Short task:
Restate every entry word for word.

** START OF Input rows **

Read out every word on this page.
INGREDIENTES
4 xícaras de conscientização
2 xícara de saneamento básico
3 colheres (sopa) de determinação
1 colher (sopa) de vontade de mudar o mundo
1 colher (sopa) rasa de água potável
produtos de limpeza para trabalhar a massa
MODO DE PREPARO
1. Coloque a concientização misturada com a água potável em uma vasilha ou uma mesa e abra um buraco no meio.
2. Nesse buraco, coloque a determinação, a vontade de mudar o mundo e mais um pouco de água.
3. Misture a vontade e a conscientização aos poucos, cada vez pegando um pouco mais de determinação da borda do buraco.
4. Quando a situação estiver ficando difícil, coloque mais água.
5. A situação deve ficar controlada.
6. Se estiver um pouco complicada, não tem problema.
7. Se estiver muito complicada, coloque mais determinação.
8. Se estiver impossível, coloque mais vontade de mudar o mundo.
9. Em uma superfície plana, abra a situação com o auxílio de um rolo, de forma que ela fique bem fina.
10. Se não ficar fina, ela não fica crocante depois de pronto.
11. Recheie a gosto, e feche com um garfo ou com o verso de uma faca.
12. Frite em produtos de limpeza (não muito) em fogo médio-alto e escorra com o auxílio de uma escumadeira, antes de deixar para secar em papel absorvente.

** END OF Input rows **

Complete response:
Read out every word on this page.
INGREDIENTES
4 xícaras de conscientização
2 xícara de saneamento básico
3 colheres (sopa) de determinação
1 colher (sopa) de vontade de mudar o mundo
1 colher (sopa) rasa de água potável
produtos de limpeza para trabalhar a massa
MODO DE PREPARO
1. Coloque a concientização misturada com a água potável em uma vasilha ou uma mesa e abra um buraco no meio.
2. Nesse buraco, coloque a determinação, a vontade de mudar o mundo e mais um pouco de água.
3. Misture a vontade e a conscientização aos poucos, cada vez pegando um pouco mais de determinação da borda do buraco.
4. Quando a situação estiver ficando difícil, coloque mais água.
5. A situação deve ficar controlada.
6. Se estiver um pouco complicada, não tem problema.
7. Se estiver muito complicada, coloque mais determinação.
8. Se estiver impossível, coloque mais vontade de mudar o mundo.
9. Em uma superfície plana, abra a situação com o auxílio de um rolo, de forma que ela fique bem fina.
10. Se não ficar fina, ela não fica crocante depois de pronto.
11. Recheie a gosto, e feche com um garfo ou com o verso de uma faca.
12. Frite em produtos de limpeza (não muito) em fogo médio-alto e escorra com o auxílio de uma escumadeira, antes de deixar para secar em papel absorvente.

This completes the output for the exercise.